Directions for this task —
Please gather every line of the material below that contains the word "roller".

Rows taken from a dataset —
------------------------------------
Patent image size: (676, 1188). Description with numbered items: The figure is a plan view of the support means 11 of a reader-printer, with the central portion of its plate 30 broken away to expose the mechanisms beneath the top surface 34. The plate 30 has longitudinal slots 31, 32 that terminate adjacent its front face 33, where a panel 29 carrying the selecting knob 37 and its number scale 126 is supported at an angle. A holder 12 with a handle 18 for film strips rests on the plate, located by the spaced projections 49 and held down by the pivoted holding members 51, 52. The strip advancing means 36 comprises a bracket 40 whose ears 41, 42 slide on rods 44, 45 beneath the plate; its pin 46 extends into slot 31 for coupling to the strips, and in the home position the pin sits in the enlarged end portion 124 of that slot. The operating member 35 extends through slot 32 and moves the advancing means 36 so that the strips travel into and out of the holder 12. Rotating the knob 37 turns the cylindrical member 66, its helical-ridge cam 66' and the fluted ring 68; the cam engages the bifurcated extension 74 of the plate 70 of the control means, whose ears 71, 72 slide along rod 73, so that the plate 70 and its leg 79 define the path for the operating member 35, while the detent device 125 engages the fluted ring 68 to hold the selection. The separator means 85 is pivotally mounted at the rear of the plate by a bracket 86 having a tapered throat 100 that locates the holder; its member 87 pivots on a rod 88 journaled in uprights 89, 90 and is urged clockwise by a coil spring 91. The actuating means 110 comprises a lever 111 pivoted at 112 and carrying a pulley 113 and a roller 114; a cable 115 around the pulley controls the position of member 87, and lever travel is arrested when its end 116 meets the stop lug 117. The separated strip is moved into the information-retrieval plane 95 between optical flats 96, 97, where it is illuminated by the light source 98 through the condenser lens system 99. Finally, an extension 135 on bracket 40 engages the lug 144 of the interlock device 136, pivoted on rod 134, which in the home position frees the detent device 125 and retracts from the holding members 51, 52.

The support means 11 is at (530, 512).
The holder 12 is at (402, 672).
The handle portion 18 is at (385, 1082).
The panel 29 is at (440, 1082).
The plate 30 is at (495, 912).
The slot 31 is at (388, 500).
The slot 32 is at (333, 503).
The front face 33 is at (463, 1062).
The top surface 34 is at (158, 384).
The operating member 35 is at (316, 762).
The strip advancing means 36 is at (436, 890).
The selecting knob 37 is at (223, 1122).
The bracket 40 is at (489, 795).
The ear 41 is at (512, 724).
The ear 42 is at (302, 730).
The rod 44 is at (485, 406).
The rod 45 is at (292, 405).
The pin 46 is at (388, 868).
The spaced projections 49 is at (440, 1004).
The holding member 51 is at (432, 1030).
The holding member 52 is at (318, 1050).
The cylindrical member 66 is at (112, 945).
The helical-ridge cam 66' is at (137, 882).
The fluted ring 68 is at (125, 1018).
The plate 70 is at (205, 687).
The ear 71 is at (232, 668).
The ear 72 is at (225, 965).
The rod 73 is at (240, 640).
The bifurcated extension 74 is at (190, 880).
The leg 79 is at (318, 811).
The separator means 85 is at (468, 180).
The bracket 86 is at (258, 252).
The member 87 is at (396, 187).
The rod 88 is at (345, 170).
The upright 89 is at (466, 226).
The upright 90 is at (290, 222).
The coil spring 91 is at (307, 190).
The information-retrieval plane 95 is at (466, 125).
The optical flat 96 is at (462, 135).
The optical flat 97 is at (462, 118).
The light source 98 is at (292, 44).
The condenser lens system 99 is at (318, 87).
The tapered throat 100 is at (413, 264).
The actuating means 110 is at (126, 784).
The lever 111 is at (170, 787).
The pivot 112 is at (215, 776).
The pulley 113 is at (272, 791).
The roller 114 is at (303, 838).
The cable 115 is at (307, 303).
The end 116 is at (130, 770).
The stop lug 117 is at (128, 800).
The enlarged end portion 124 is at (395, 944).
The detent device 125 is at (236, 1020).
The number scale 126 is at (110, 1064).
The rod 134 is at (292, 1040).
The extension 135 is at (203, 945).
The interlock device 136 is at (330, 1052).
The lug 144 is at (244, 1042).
------------------------------------
Exercise solution —
Patent image size: (676, 1188). Description with numbered items: The figure is a plan view of the support means 11 of a reader-printer, with the central portion of its plate 30 broken away to expose the mechanisms beneath the top surface 34. The plate 30 has longitudinal slots 31, 32 that terminate adjacent its front face 33, where a panel 29 carrying the selecting knob 37 and its number scale 126 is supported at an angle. A holder 12 with a handle 18 for film strips rests on the plate, located by the spaced projections 49 and held down by the pivoted holding members 51, 52. The strip advancing means 36 comprises a bracket 40 whose ears 41, 42 slide on rods 44, 45 beneath the plate; its pin 46 extends into slot 31 for coupling to the strips, and in the home position the pin sits in the enlarged end portion 124 of that slot. The operating member 35 extends through slot 32 and moves the advancing means 36 so that the strips travel into and out of the holder 12. Rotating the knob 37 turns the cylindrical member 66, its helical-ridge cam 66' and the fluted ring 68; the cam engages the bifurcated extension 74 of the plate 70 of the control means, whose ears 71, 72 slide along rod 73, so that the plate 70 and its leg 79 define the path for the operating member 35, while the detent device 125 engages the fluted ring 68 to hold the selection. The separator means 85 is pivotally mounted at the rear of the plate by a bracket 86 having a tapered throat 100 that locates the holder; its member 87 pivots on a rod 88 journaled in uprights 89, 90 and is urged clockwise by a coil spring 91. The actuating means 110 comprises a lever 111 pivoted at 112 and carrying a pulley 113 and a roller 114; a cable 115 around the pulley controls the position of member 87, and lever travel is arrested when its end 116 meets the stop lug 117. The separated strip is moved into the information-retrieval plane 95 between optical flats 96, 97, where it is illuminated by the light source 98 through the condenser lens system 99. Finally, an extension 135 on bracket 40 engages the lug 144 of the interlock device 136, pivoted on rod 134, which in the home position frees the detent device 125 and retracts from the holding members 51, 52.
The roller 114 is at (303, 838).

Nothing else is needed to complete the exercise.